• **WORK REQUIRED**
Reproduce the rows below, changing each occurrence of "cat-avatar-image" to "cat-avatar-img" and keeping everything else identical, and omit the pictures from your output.

[START EXERCISE MATERIAL]

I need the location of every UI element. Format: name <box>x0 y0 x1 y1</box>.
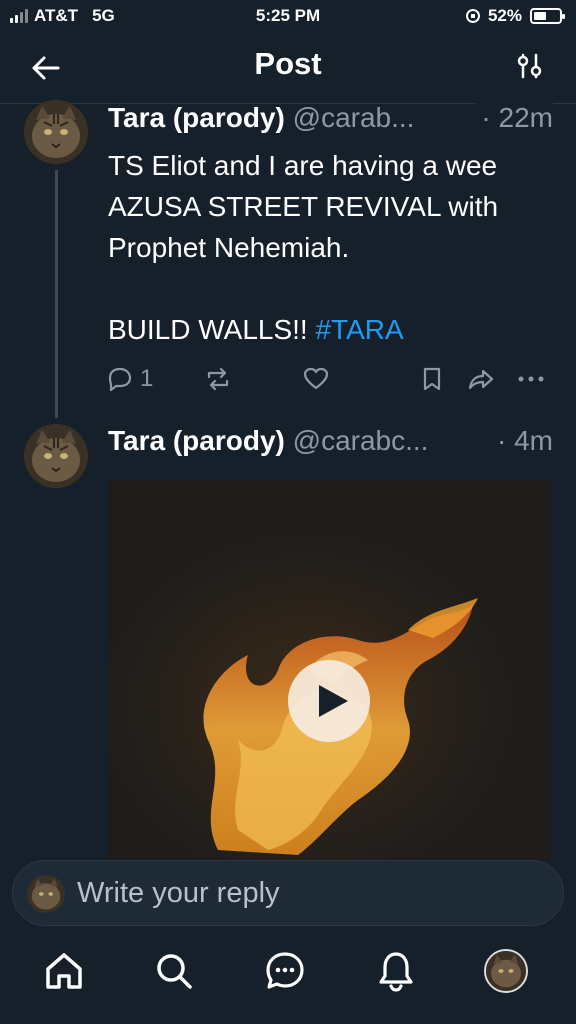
page-title: Post <box>254 46 322 81</box>
bookmark-button[interactable] <box>419 365 445 393</box>
reply-input[interactable]: Write your reply <box>77 877 280 910</box>
search-icon <box>157 954 192 989</box>
share-button[interactable] <box>466 365 496 393</box>
play-icon <box>319 685 348 717</box>
display-name[interactable]: Tara (parody) <box>108 425 285 456</box>
post-text: TS Eliot and I are having a wee AZUSA ST… <box>108 145 558 350</box>
video-media[interactable] <box>108 480 551 860</box>
reply-icon <box>108 367 132 392</box>
cat-avatar-image <box>27 875 65 913</box>
reply-button[interactable]: 1 <box>106 365 153 393</box>
post-text-line: TS Eliot and I are having a wee <box>108 150 498 181</box>
nav-notifications[interactable] <box>374 949 418 993</box>
handle[interactable]: @carab... <box>293 102 415 133</box>
cat-avatar-image <box>24 100 88 164</box>
notifications-icon <box>379 952 413 992</box>
cat-avatar-image <box>24 424 88 488</box>
status-right: 52% <box>465 6 565 26</box>
like-icon <box>303 367 329 390</box>
display-name[interactable]: Tara (parody) <box>108 102 285 133</box>
bookmark-icon <box>423 367 441 391</box>
orientation-lock-icon <box>465 9 480 23</box>
handle[interactable]: @carabc... <box>293 425 429 456</box>
avatar[interactable] <box>24 424 88 488</box>
status-bar: AT&T 5G 5:25 PM 52% <box>0 0 576 34</box>
more-icon <box>518 376 544 382</box>
reply-count: 1 <box>140 365 154 392</box>
messages-icon <box>266 952 304 989</box>
cat-avatar-image <box>486 951 526 991</box>
retweet-button[interactable] <box>204 365 232 393</box>
thread-connector <box>55 170 58 418</box>
post-text-line: BUILD WALLS!! <box>108 314 308 345</box>
battery-icon <box>530 8 565 24</box>
like-button[interactable] <box>302 365 330 393</box>
profile-avatar[interactable] <box>484 949 528 993</box>
sliders-icon <box>517 53 542 79</box>
nav-home[interactable] <box>42 949 86 993</box>
avatar <box>27 875 65 913</box>
share-icon <box>468 369 494 390</box>
header: Post <box>0 34 576 104</box>
avatar[interactable] <box>24 100 88 164</box>
retweet-icon <box>207 367 229 391</box>
post-text-line: AZUSA STREET REVIVAL with <box>108 191 499 222</box>
timestamp: · 4m <box>491 425 553 457</box>
post-header: Tara (parody) @carab... · 22m <box>108 102 553 134</box>
post-text-line: Prophet Nehemiah. <box>108 232 350 263</box>
nav-messages[interactable] <box>263 949 307 993</box>
nav-search[interactable] <box>152 949 196 993</box>
bottom-navigation <box>0 935 576 1024</box>
post-header: Tara (parody) @carabc... · 4m <box>108 425 553 457</box>
timestamp: · 22m <box>475 102 553 134</box>
reply-composer[interactable]: Write your reply <box>12 860 564 926</box>
battery-percent: 52% <box>487 6 522 25</box>
post-actions: 1 <box>106 365 546 397</box>
play-button[interactable] <box>288 660 370 742</box>
home-icon <box>46 953 82 989</box>
more-button[interactable] <box>516 365 546 393</box>
settings-button[interactable] <box>516 52 544 80</box>
hashtag-link[interactable]: #TARA <box>315 314 403 345</box>
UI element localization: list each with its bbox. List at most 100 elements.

[END EXERCISE MATERIAL]

• **TASK RESULT**
I need the location of every UI element. Format: name <box>x0 y0 x1 y1</box>.
page-title: Post <box>254 46 322 81</box>
bookmark-button[interactable] <box>419 365 445 393</box>
reply-input[interactable]: Write your reply <box>77 877 280 910</box>
search-icon <box>157 954 192 989</box>
share-button[interactable] <box>466 365 496 393</box>
play-icon <box>319 685 348 717</box>
display-name[interactable]: Tara (parody) <box>108 425 285 456</box>
post-text: TS Eliot and I are having a wee AZUSA ST… <box>108 145 558 350</box>
video-media[interactable] <box>108 480 551 860</box>
reply-icon <box>108 367 132 392</box>
cat-avatar-img <box>27 875 65 913</box>
reply-button[interactable]: 1 <box>106 365 153 393</box>
post-text-line: TS Eliot and I are having a wee <box>108 150 498 181</box>
nav-notifications[interactable] <box>374 949 418 993</box>
handle[interactable]: @carab... <box>293 102 415 133</box>
cat-avatar-img <box>24 100 88 164</box>
notifications-icon <box>379 952 413 992</box>
cat-avatar-img <box>24 424 88 488</box>
status-right: 52% <box>465 6 565 26</box>
like-icon <box>303 367 329 390</box>
display-name[interactable]: Tara (parody) <box>108 102 285 133</box>
bookmark-icon <box>423 367 441 391</box>
orientation-lock-icon <box>465 9 480 23</box>
handle[interactable]: @carabc... <box>293 425 429 456</box>
avatar[interactable] <box>24 424 88 488</box>
status-bar: AT&T 5G 5:25 PM 52% <box>0 0 576 34</box>
more-icon <box>518 376 544 382</box>
reply-count: 1 <box>140 365 154 392</box>
messages-icon <box>266 952 304 989</box>
cat-avatar-img <box>486 951 526 991</box>
retweet-button[interactable] <box>204 365 232 393</box>
thread-connector <box>55 170 58 418</box>
post-text-line: BUILD WALLS!! <box>108 314 308 345</box>
battery-icon <box>530 8 565 24</box>
like-button[interactable] <box>302 365 330 393</box>
profile-avatar[interactable] <box>484 949 528 993</box>
sliders-icon <box>517 53 542 79</box>
nav-home[interactable] <box>42 949 86 993</box>
avatar <box>27 875 65 913</box>
share-icon <box>468 369 494 390</box>
header: Post <box>0 34 576 104</box>
avatar[interactable] <box>24 100 88 164</box>
retweet-icon <box>207 367 229 391</box>
post-text-line: AZUSA STREET REVIVAL with <box>108 191 499 222</box>
timestamp: · 4m <box>491 425 553 457</box>
post-header: Tara (parody) @carab... · 22m <box>108 102 553 134</box>
post-text-line: Prophet Nehemiah. <box>108 232 350 263</box>
nav-messages[interactable] <box>263 949 307 993</box>
nav-search[interactable] <box>152 949 196 993</box>
bottom-navigation <box>0 935 576 1024</box>
post-header: Tara (parody) @carabc... · 4m <box>108 425 553 457</box>
timestamp: · 22m <box>475 102 553 134</box>
reply-composer[interactable]: Write your reply <box>12 860 564 926</box>
battery-percent: 52% <box>487 6 522 25</box>
post-actions: 1 <box>106 365 546 397</box>
play-button[interactable] <box>288 660 370 742</box>
home-icon <box>46 953 82 989</box>
more-button[interactable] <box>516 365 546 393</box>
settings-button[interactable] <box>516 52 544 80</box>
hashtag-link[interactable]: #TARA <box>315 314 403 345</box>
UI element localization: list each with its bbox. List at most 100 elements.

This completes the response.